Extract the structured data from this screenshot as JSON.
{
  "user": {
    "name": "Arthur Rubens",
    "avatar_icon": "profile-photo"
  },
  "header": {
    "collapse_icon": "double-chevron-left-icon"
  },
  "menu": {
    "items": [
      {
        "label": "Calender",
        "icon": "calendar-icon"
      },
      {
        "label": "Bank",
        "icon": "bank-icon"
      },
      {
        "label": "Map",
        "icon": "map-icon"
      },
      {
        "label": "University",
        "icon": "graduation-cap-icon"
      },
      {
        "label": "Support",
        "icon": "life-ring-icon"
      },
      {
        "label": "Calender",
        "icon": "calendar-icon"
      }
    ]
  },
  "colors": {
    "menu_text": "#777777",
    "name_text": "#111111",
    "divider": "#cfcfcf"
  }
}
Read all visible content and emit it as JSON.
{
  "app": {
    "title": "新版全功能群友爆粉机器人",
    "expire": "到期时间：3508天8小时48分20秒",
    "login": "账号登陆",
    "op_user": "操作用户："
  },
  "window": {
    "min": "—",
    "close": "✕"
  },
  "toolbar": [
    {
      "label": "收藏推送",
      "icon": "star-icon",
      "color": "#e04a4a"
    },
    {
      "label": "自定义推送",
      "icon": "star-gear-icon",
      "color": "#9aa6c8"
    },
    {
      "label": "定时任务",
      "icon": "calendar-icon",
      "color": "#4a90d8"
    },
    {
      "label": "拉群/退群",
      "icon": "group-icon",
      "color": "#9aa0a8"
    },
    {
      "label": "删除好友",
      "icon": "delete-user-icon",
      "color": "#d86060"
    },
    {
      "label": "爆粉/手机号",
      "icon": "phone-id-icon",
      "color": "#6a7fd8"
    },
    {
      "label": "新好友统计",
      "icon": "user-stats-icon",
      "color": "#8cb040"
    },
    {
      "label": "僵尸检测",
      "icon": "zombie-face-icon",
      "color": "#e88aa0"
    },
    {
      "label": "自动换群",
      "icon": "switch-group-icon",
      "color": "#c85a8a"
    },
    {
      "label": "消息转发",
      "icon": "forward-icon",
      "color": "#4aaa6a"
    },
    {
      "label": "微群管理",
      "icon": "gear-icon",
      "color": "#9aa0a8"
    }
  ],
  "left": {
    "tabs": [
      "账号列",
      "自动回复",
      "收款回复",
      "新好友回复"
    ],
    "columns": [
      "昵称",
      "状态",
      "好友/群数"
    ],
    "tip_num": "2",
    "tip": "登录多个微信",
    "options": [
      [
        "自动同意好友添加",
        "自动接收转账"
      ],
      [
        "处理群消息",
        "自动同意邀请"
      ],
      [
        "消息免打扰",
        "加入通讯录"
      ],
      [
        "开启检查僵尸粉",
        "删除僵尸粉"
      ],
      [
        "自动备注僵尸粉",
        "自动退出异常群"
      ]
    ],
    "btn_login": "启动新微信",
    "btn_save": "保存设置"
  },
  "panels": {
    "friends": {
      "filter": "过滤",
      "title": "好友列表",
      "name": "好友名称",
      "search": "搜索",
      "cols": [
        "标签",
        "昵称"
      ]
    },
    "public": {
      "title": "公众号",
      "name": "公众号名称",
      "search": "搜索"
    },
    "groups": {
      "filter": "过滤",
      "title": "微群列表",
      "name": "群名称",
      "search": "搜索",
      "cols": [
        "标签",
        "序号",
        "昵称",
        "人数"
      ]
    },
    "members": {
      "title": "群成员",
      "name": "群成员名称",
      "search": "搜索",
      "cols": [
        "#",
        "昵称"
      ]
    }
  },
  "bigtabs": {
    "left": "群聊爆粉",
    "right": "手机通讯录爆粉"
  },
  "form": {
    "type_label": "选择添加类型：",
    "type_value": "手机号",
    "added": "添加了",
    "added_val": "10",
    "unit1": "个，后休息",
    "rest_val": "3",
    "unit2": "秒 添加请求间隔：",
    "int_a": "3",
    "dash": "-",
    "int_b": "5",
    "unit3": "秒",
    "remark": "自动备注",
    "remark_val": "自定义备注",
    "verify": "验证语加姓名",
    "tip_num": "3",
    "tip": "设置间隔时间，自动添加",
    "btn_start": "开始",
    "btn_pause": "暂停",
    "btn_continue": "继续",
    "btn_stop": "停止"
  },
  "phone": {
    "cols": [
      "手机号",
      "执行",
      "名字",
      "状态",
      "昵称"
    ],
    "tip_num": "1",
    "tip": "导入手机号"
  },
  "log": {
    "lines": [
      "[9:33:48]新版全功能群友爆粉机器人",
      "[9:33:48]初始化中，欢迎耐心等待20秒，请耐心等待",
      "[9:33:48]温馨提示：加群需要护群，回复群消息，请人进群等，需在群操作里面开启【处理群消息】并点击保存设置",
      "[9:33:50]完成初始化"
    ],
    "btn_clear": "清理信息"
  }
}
++++++++++++++++++++
What the task asks
Take the entries above and transcribe them in full.

Answer to the exercise
Extract the structured data from this screenshot as JSON.
{
  "user": {
    "name": "Arthur Rubens",
    "avatar_icon": "profile-photo"
  },
  "header": {
    "collapse_icon": "double-chevron-left-icon"
  },
  "menu": {
    "items": [
      {
        "label": "Calender",
        "icon": "calendar-icon"
      },
      {
        "label": "Bank",
        "icon": "bank-icon"
      },
      {
        "label": "Map",
        "icon": "map-icon"
      },
      {
        "label": "University",
        "icon": "graduation-cap-icon"
      },
      {
        "label": "Support",
        "icon": "life-ring-icon"
      },
      {
        "label": "Calender",
        "icon": "calendar-icon"
      }
    ]
  },
  "colors": {
    "menu_text": "#777777",
    "name_text": "#111111",
    "divider": "#cfcfcf"
  }
}
Read all visible content and emit it as JSON.
{
  "app": {
    "title": "新版全功能群友爆粉机器人",
    "expire": "到期时间：3508天8小时48分20秒",
    "login": "账号登陆",
    "op_user": "操作用户："
  },
  "window": {
    "min": "—",
    "close": "✕"
  },
  "toolbar": [
    {
      "label": "收藏推送",
      "icon": "star-icon",
      "color": "#e04a4a"
    },
    {
      "label": "自定义推送",
      "icon": "star-gear-icon",
      "color": "#9aa6c8"
    },
    {
      "label": "定时任务",
      "icon": "calendar-icon",
      "color": "#4a90d8"
    },
    {
      "label": "拉群/退群",
      "icon": "group-icon",
      "color": "#9aa0a8"
    },
    {
      "label": "删除好友",
      "icon": "delete-user-icon",
      "color": "#d86060"
    },
    {
      "label": "爆粉/手机号",
      "icon": "phone-id-icon",
      "color": "#6a7fd8"
    },
    {
      "label": "新好友统计",
      "icon": "user-stats-icon",
      "color": "#8cb040"
    },
    {
      "label": "僵尸检测",
      "icon": "zombie-face-icon",
      "color": "#e88aa0"
    },
    {
      "label": "自动换群",
      "icon": "switch-group-icon",
      "color": "#c85a8a"
    },
    {
      "label": "消息转发",
      "icon": "forward-icon",
      "color": "#4aaa6a"
    },
    {
      "label": "微群管理",
      "icon": "gear-icon",
      "color": "#9aa0a8"
    }
  ],
  "left": {
    "tabs": [
      "账号列",
      "自动回复",
      "收款回复",
      "新好友回复"
    ],
    "columns": [
      "昵称",
      "状态",
      "好友/群数"
    ],
    "tip_num": "2",
    "tip": "登录多个微信",
    "options": [
      [
        "自动同意好友添加",
        "自动接收转账"
      ],
      [
        "处理群消息",
        "自动同意邀请"
      ],
      [
        "消息免打扰",
        "加入通讯录"
      ],
      [
        "开启检查僵尸粉",
        "删除僵尸粉"
      ],
      [
        "自动备注僵尸粉",
        "自动退出异常群"
      ]
    ],
    "btn_login": "启动新微信",
    "btn_save": "保存设置"
  },
  "panels": {
    "friends": {
      "filter": "过滤",
      "title": "好友列表",
      "name": "好友名称",
      "search": "搜索",
      "cols": [
        "标签",
        "昵称"
      ]
    },
    "public": {
      "title": "公众号",
      "name": "公众号名称",
      "search": "搜索"
    },
    "groups": {
      "filter": "过滤",
      "title": "微群列表",
      "name": "群名称",
      "search": "搜索",
      "cols": [
        "标签",
        "序号",
        "昵称",
        "人数"
      ]
    },
    "members": {
      "title": "群成员",
      "name": "群成员名称",
      "search": "搜索",
      "cols": [
        "#",
        "昵称"
      ]
    }
  },
  "bigtabs": {
    "left": "群聊爆粉",
    "right": "手机通讯录爆粉"
  },
  "form": {
    "type_label": "选择添加类型：",
    "type_value": "手机号",
    "added": "添加了",
    "added_val": "10",
    "unit1": "个，后休息",
    "rest_val": "3",
    "unit2": "秒 添加请求间隔：",
    "int_a": "3",
    "dash": "-",
    "int_b": "5",
    "unit3": "秒",
    "remark": "自动备注",
    "remark_val": "自定义备注",
    "verify": "验证语加姓名",
    "tip_num": "3",
    "tip": "设置间隔时间，自动添加",
    "btn_start": "开始",
    "btn_pause": "暂停",
    "btn_continue": "继续",
    "btn_stop": "停止"
  },
  "phone": {
    "cols": [
      "手机号",
      "执行",
      "名字",
      "状态",
      "昵称"
    ],
    "tip_num": "1",
    "tip": "导入手机号"
  },
  "log": {
    "lines": [
      "[9:33:48]新版全功能群友爆粉机器人",
      "[9:33:48]初始化中，欢迎耐心等待20秒，请耐心等待",
      "[9:33:48]温馨提示：加群需要护群，回复群消息，请人进群等，需在群操作里面开启【处理群消息】并点击保存设置",
      "[9:33:50]完成初始化"
    ],
    "btn_clear": "清理信息"
  }
}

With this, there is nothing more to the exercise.